WHAT THE TASK ASKS:
Word for word, copy all the data and drop the pictures.

───

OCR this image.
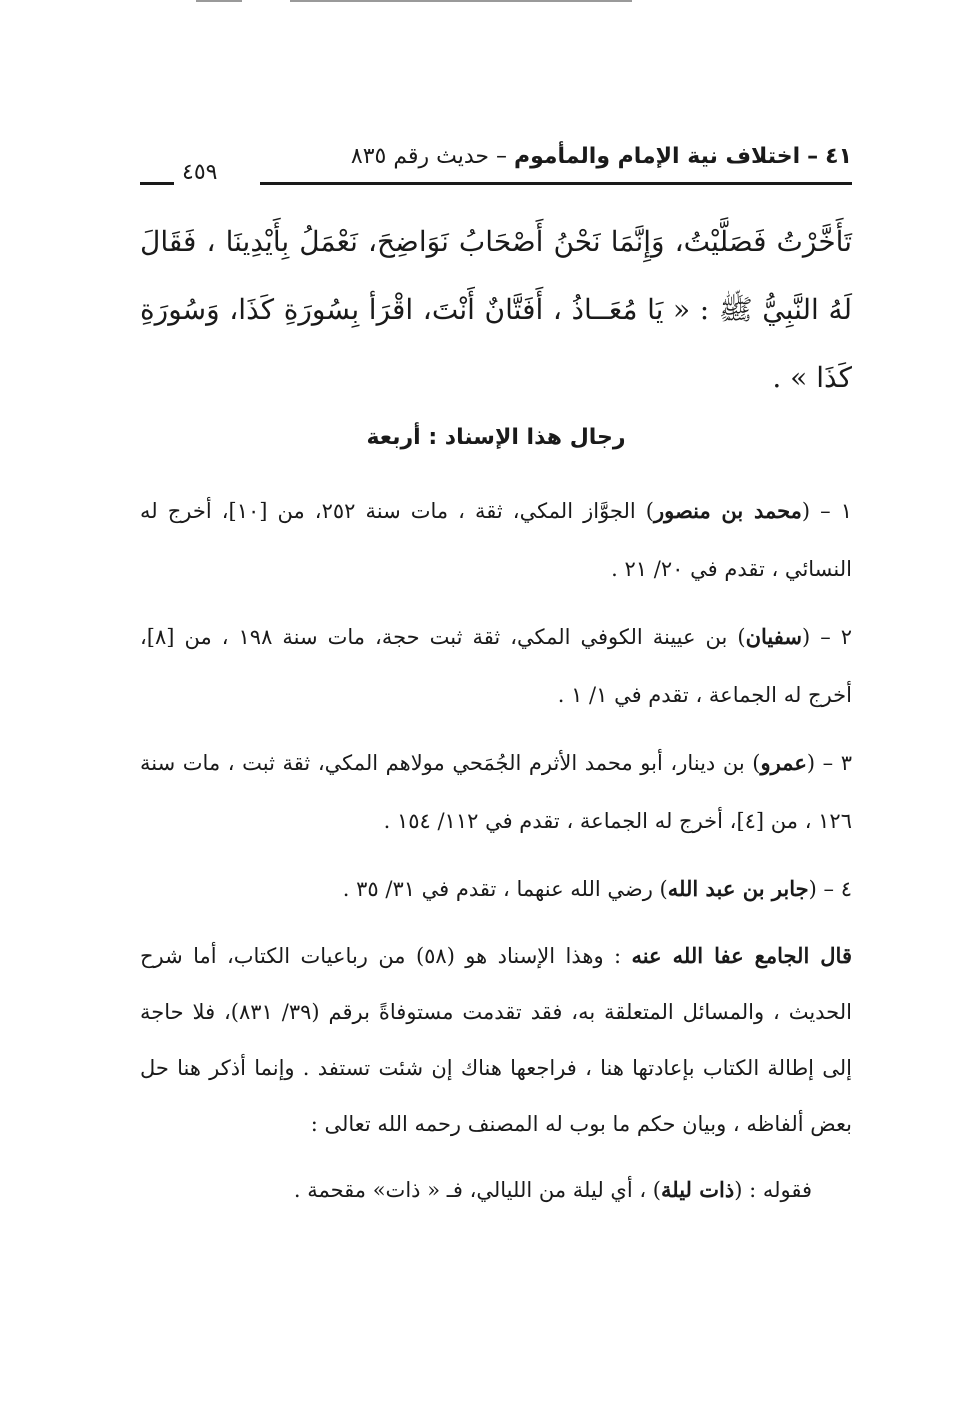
٤١ – اختلاف نية الإمام والمأموم – حديث رقم ٨٣٥
٤٥٩

تَأَخَّرْتُ فَصَلَّيْتُ، وَإِنَّمَا نَحْنُ أَصْحَابُ نَوَاضِحَ، نَعْمَلُ بِأَيْدِينَا ، فَقَالَ لَهُ النَّبِيُّ ﷺ : « يَا مُعَــاذُ ، أَفَتَّانٌ أَنْتَ، اقْرَأ بِسُورَةِ كَذَا، وَسُورَةِ كَذَا » .

رجال هذا الإسناد : أربعة

١ – (محمد بن منصور) الجوَّاز المكي، ثقة ، مات سنة ٢٥٢، من [١٠]، أخرج له النسائي ، تقدم في ٢٠/ ٢١ .

٢ – (سفيان) بن عيينة الكوفي المكي، ثقة ثبت حجة، مات سنة ١٩٨ ، من [٨]، أخرج له الجماعة ، تقدم في ١/ ١ .

٣ – (عمرو) بن دينار، أبو محمد الأثرم الجُمَحي مولاهم المكي، ثقة ثبت ، مات سنة ١٢٦ ، من [٤]، أخرج له الجماعة ، تقدم في ١١٢/ ١٥٤ .

٤ – (جابر بن عبد الله) رضي الله عنهما ، تقدم في ٣١/ ٣٥ .

قال الجامع عفا الله عنه : وهذا الإسناد هو (٥٨) من رباعيات الكتاب، أما شرح الحديث ، والمسائل المتعلقة به، فقد تقدمت مستوفاةً برقم (٣٩/ ٨٣١)، فلا حاجة إلى إطالة الكتاب بإعادتها هنا ، فراجعها هناك إن شئت تستفد . وإنما أذكر هنا حل بعض ألفاظه ، وبيان حكم ما بوب له المصنف رحمه الله تعالى :

فقوله : (ذات ليلة) ، أي ليلة من الليالي، فـ « ذات» مقحمة .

───

IN RESPONSE:
OCR this image.
٤١ – اختلاف نية الإمام والمأموم – حديث رقم ٨٣٥
٤٥٩

تَأَخَّرْتُ فَصَلَّيْتُ، وَإِنَّمَا نَحْنُ أَصْحَابُ نَوَاضِحَ، نَعْمَلُ بِأَيْدِينَا ، فَقَالَ لَهُ النَّبِيُّ ﷺ : « يَا مُعَــاذُ ، أَفَتَّانٌ أَنْتَ، اقْرَأ بِسُورَةِ كَذَا، وَسُورَةِ كَذَا » .

رجال هذا الإسناد : أربعة

١ – (محمد بن منصور) الجوَّاز المكي، ثقة ، مات سنة ٢٥٢، من [١٠]، أخرج له النسائي ، تقدم في ٢٠/ ٢١ .

٢ – (سفيان) بن عيينة الكوفي المكي، ثقة ثبت حجة، مات سنة ١٩٨ ، من [٨]، أخرج له الجماعة ، تقدم في ١/ ١ .

٣ – (عمرو) بن دينار، أبو محمد الأثرم الجُمَحي مولاهم المكي، ثقة ثبت ، مات سنة ١٢٦ ، من [٤]، أخرج له الجماعة ، تقدم في ١١٢/ ١٥٤ .

٤ – (جابر بن عبد الله) رضي الله عنهما ، تقدم في ٣١/ ٣٥ .

قال الجامع عفا الله عنه : وهذا الإسناد هو (٥٨) من رباعيات الكتاب، أما شرح الحديث ، والمسائل المتعلقة به، فقد تقدمت مستوفاةً برقم (٣٩/ ٨٣١)، فلا حاجة إلى إطالة الكتاب بإعادتها هنا ، فراجعها هناك إن شئت تستفد . وإنما أذكر هنا حل بعض ألفاظه ، وبيان حكم ما بوب له المصنف رحمه الله تعالى :

فقوله : (ذات ليلة) ، أي ليلة من الليالي، فـ « ذات» مقحمة .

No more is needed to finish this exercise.